--- DATA FOR PROCESSING Enclosed Below ---
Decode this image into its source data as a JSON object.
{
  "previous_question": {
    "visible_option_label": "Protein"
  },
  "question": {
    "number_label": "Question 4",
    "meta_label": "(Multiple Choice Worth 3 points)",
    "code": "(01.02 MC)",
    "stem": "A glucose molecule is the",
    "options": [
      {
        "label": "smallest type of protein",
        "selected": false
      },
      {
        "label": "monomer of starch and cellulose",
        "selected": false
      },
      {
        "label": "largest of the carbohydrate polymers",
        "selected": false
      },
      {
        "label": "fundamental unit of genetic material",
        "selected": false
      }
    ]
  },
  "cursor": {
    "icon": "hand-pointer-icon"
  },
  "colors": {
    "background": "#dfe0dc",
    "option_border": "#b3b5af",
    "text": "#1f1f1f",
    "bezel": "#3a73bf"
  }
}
--- End of Enclosed DATA FOR PROCESSING ---
WHAT IS BEING ASKED –
The material must be reproduced word for word.

REPLY –
Decode this image into its source data as a JSON object.
{
  "previous_question": {
    "visible_option_label": "Protein"
  },
  "question": {
    "number_label": "Question 4",
    "meta_label": "(Multiple Choice Worth 3 points)",
    "code": "(01.02 MC)",
    "stem": "A glucose molecule is the",
    "options": [
      {
        "label": "smallest type of protein",
        "selected": false
      },
      {
        "label": "monomer of starch and cellulose",
        "selected": false
      },
      {
        "label": "largest of the carbohydrate polymers",
        "selected": false
      },
      {
        "label": "fundamental unit of genetic material",
        "selected": false
      }
    ]
  },
  "cursor": {
    "icon": "hand-pointer-icon"
  },
  "colors": {
    "background": "#dfe0dc",
    "option_border": "#b3b5af",
    "text": "#1f1f1f",
    "bezel": "#3a73bf"
  }
}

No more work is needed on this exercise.